### [BRIEF]
Scan the records below. List lines holding "Maria".

Saved data entries:
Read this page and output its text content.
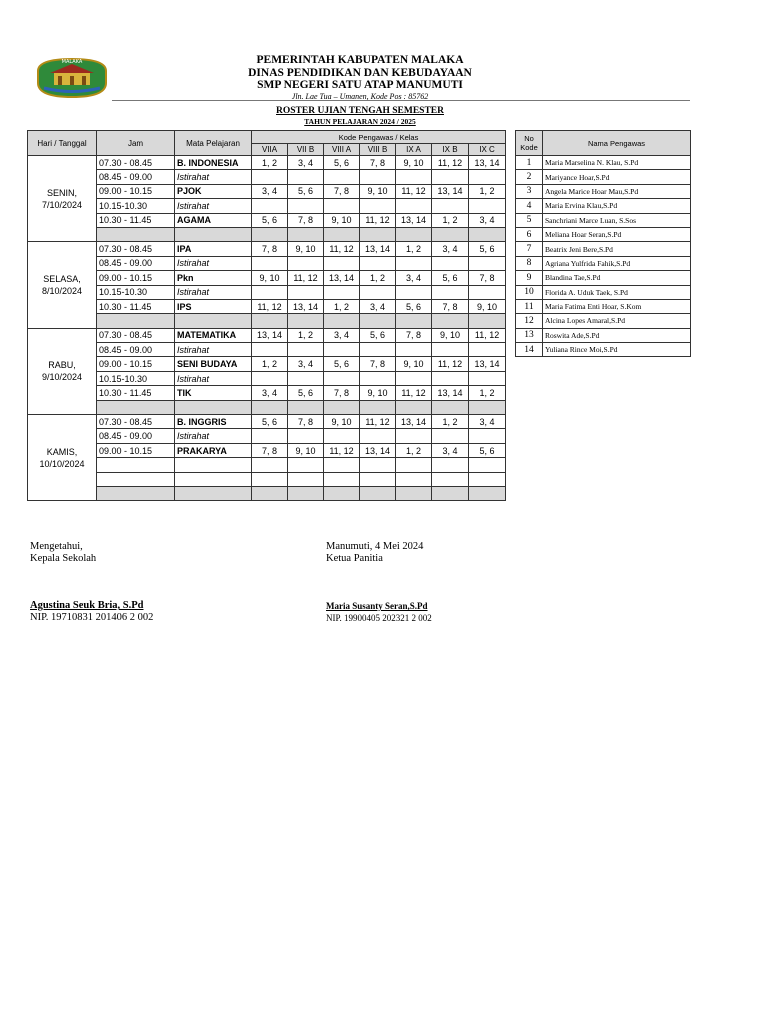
MALAKA	PEMERINTAH KABUPATEN MALAKA
DINAS PENDIDIKAN DAN KEBUDAYAAN
SMP NEGERI SATU ATAP MANUMUTI
Jln. Lae Tua – Umanen, Kode Pos : 85762
ROSTER UJIAN TENGAH SEMESTER
TAHUN PELAJARAN 2024 / 2025
Hari / Tanggal	Jam	Mata Pelajaran	Kode Pengawas / Kelas						
			VIIA	VII B	VIII A	VIII B	IX A	IX B	IX C

SENIN,
7/10/2024	07.30 - 08.45	B. INDONESIA	1, 2	3, 4	5, 6	7, 8	9, 10	11, 12	13, 14
	08.45 - 09.00	Istirahat							
	09.00 - 10.15	PJOK	3, 4	5, 6	7, 8	9, 10	11, 12	13, 14	1, 2
	10.15-10.30	Istirahat							
	10.30 - 11.45	AGAMA	5, 6	7, 8	9, 10	11, 12	13, 14	1, 2	3, 4

SELASA,
8/10/2024	07.30 - 08.45	IPA	7, 8	9, 10	11, 12	13, 14	1, 2	3, 4	5, 6
	08.45 - 09.00	Istirahat							
	09.00 - 10.15	Pkn	9, 10	11, 12	13, 14	1, 2	3, 4	5, 6	7, 8
	10.15-10.30	Istirahat							
	10.30 - 11.45	IPS	11, 12	13, 14	1, 2	3, 4	5, 6	7, 8	9, 10

RABU,
9/10/2024	07.30 - 08.45	MATEMATIKA	13, 14	1, 2	3, 4	5, 6	7, 8	9, 10	11, 12
	08.45 - 09.00	Istirahat							
	09.00 - 10.15	SENI BUDAYA	1, 2	3, 4	5, 6	7, 8	9, 10	11, 12	13, 14
	10.15-10.30	Istirahat							
	10.30 - 11.45	TIK	3, 4	5, 6	7, 8	9, 10	11, 12	13, 14	1, 2

KAMIS,
10/10/2024	07.30 - 08.45	B. INGGRIS	5, 6	7, 8	9, 10	11, 12	13, 14	1, 2	3, 4
	08.45 - 09.00	Istirahat							
	09.00 - 10.15	PRAKARYA	7, 8	9, 10	11, 12	13, 14	1, 2	3, 4	5, 6

No Kode	Nama Pengawas
1	Maria Marselina N. Klau, S.Pd
2	Mariyance Hoar,S.Pd
3	Angela Marice Hoar Mau,S.Pd
4	Maria Ervina Klau,S.Pd
5	Sanchriani Marce Luan, S.Sos
6	Meliana Hoar Seran,S.Pd
7	Beatrix Jeni Bere,S.Pd
8	Agriana Yulfrida Fahik,S.Pd
9	Blandina Tae,S.Pd
10	Florida A. Uduk Taek, S.Pd
11	Maria Fatima Enti Hoar, S.Kom
12	Alcina Lopes Amaral,S.Pd
13	Roswita Ade,S.Pd
14	Yuliana Rince Moi,S.Pd
Mengetahui,
Kepala Sekolah
Agustina Seuk Bria, S.Pd
NIP. 19710831 201406 2 002
Manumuti, 4 Mei 2024
Ketua Panitia
Maria Susanty Seran,S.Pd
NIP. 19900405 202321 2 002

### [THE RESULT]
1	Maria Marselina N. Klau, S.Pd
4	Maria Ervina Klau,S.Pd
11	Maria Fatima Enti Hoar, S.Kom
Maria Susanty Seran,S.Pd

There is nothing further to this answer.